** start **

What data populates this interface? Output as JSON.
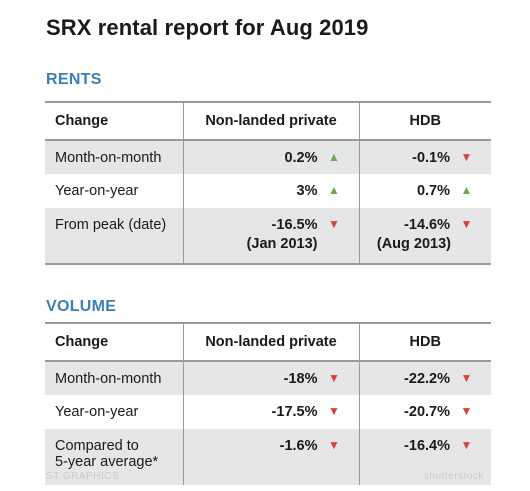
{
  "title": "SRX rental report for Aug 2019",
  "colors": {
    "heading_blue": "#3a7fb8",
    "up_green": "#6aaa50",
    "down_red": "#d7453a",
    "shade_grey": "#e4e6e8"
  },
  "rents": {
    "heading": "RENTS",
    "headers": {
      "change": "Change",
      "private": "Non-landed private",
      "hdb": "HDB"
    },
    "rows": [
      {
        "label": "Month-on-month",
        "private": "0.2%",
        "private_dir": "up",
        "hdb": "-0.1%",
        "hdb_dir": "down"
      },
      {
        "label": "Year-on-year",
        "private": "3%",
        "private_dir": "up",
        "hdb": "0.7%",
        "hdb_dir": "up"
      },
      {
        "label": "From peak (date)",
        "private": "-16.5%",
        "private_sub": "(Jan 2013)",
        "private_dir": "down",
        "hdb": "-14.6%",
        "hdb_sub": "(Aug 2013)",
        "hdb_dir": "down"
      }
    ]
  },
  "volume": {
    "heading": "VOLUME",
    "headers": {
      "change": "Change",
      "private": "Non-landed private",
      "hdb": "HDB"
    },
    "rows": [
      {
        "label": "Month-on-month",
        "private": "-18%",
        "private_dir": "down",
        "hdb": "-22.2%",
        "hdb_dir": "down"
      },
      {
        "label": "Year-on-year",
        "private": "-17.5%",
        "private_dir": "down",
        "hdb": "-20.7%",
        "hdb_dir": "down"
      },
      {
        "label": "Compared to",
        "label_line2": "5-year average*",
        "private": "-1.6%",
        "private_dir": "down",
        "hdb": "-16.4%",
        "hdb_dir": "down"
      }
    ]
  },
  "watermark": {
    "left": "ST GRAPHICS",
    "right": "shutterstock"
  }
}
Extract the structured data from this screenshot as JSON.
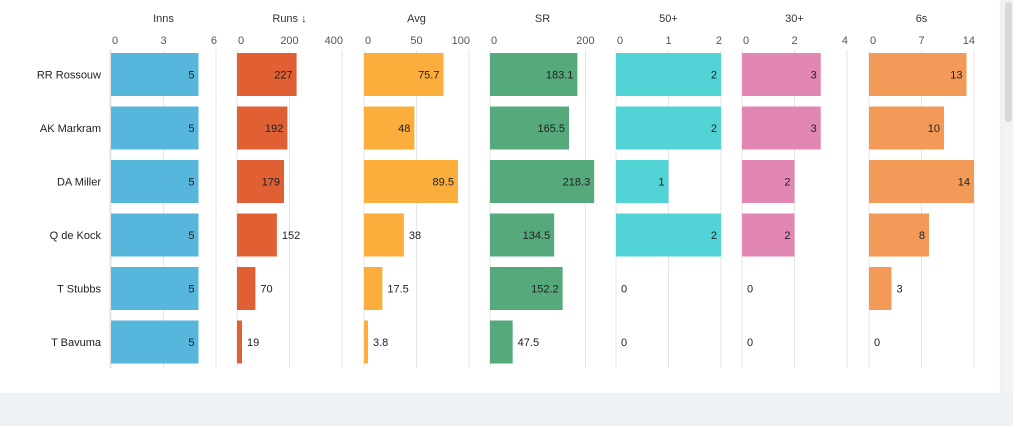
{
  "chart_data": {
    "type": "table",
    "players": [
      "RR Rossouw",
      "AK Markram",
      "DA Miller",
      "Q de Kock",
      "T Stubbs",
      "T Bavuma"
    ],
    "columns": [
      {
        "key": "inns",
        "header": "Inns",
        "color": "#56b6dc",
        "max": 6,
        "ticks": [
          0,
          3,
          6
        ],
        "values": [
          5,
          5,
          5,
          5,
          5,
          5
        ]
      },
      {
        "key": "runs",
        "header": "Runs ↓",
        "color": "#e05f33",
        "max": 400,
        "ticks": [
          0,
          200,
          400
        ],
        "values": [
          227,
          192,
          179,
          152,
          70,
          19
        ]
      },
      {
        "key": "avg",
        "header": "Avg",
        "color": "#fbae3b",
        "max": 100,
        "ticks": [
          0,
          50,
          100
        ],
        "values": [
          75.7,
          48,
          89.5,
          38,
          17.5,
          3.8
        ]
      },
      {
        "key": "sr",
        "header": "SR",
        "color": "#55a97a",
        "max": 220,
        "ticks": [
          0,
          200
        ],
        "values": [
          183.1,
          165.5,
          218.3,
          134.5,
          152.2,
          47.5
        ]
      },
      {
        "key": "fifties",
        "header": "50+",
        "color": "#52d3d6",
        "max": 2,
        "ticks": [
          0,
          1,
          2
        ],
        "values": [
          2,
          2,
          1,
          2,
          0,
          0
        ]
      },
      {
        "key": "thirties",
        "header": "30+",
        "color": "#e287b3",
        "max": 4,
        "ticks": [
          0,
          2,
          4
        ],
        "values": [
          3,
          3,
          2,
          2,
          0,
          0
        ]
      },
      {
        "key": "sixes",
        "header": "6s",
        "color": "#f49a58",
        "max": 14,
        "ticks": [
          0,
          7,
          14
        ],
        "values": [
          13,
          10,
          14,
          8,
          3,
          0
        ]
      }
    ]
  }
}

** end **

Exclude the pictures, and transcribe all of the material exactly.

* Reply
What data populates this interface? Output as JSON.
{
  "title": "SRX rental report for Aug 2019",
  "colors": {
    "heading_blue": "#3a7fb8",
    "up_green": "#6aaa50",
    "down_red": "#d7453a",
    "shade_grey": "#e4e6e8"
  },
  "rents": {
    "heading": "RENTS",
    "headers": {
      "change": "Change",
      "private": "Non-landed private",
      "hdb": "HDB"
    },
    "rows": [
      {
        "label": "Month-on-month",
        "private": "0.2%",
        "private_dir": "up",
        "hdb": "-0.1%",
        "hdb_dir": "down"
      },
      {
        "label": "Year-on-year",
        "private": "3%",
        "private_dir": "up",
        "hdb": "0.7%",
        "hdb_dir": "up"
      },
      {
        "label": "From peak (date)",
        "private": "-16.5%",
        "private_sub": "(Jan 2013)",
        "private_dir": "down",
        "hdb": "-14.6%",
        "hdb_sub": "(Aug 2013)",
        "hdb_dir": "down"
      }
    ]
  },
  "volume": {
    "heading": "VOLUME",
    "headers": {
      "change": "Change",
      "private": "Non-landed private",
      "hdb": "HDB"
    },
    "rows": [
      {
        "label": "Month-on-month",
        "private": "-18%",
        "private_dir": "down",
        "hdb": "-22.2%",
        "hdb_dir": "down"
      },
      {
        "label": "Year-on-year",
        "private": "-17.5%",
        "private_dir": "down",
        "hdb": "-20.7%",
        "hdb_dir": "down"
      },
      {
        "label": "Compared to",
        "label_line2": "5-year average*",
        "private": "-1.6%",
        "private_dir": "down",
        "hdb": "-16.4%",
        "hdb_dir": "down"
      }
    ]
  },
  "watermark": {
    "left": "ST GRAPHICS",
    "right": "shutterstock"
  }
}
Extract the structured data from this screenshot as JSON.
{
  "chart_data": {
    "type": "table",
    "players": [
      "RR Rossouw",
      "AK Markram",
      "DA Miller",
      "Q de Kock",
      "T Stubbs",
      "T Bavuma"
    ],
    "columns": [
      {
        "key": "inns",
        "header": "Inns",
        "color": "#56b6dc",
        "max": 6,
        "ticks": [
          0,
          3,
          6
        ],
        "values": [
          5,
          5,
          5,
          5,
          5,
          5
        ]
      },
      {
        "key": "runs",
        "header": "Runs ↓",
        "color": "#e05f33",
        "max": 400,
        "ticks": [
          0,
          200,
          400
        ],
        "values": [
          227,
          192,
          179,
          152,
          70,
          19
        ]
      },
      {
        "key": "avg",
        "header": "Avg",
        "color": "#fbae3b",
        "max": 100,
        "ticks": [
          0,
          50,
          100
        ],
        "values": [
          75.7,
          48,
          89.5,
          38,
          17.5,
          3.8
        ]
      },
      {
        "key": "sr",
        "header": "SR",
        "color": "#55a97a",
        "max": 220,
        "ticks": [
          0,
          200
        ],
        "values": [
          183.1,
          165.5,
          218.3,
          134.5,
          152.2,
          47.5
        ]
      },
      {
        "key": "fifties",
        "header": "50+",
        "color": "#52d3d6",
        "max": 2,
        "ticks": [
          0,
          1,
          2
        ],
        "values": [
          2,
          2,
          1,
          2,
          0,
          0
        ]
      },
      {
        "key": "thirties",
        "header": "30+",
        "color": "#e287b3",
        "max": 4,
        "ticks": [
          0,
          2,
          4
        ],
        "values": [
          3,
          3,
          2,
          2,
          0,
          0
        ]
      },
      {
        "key": "sixes",
        "header": "6s",
        "color": "#f49a58",
        "max": 14,
        "ticks": [
          0,
          7,
          14
        ],
        "values": [
          13,
          10,
          14,
          8,
          3,
          0
        ]
      }
    ]
  }
}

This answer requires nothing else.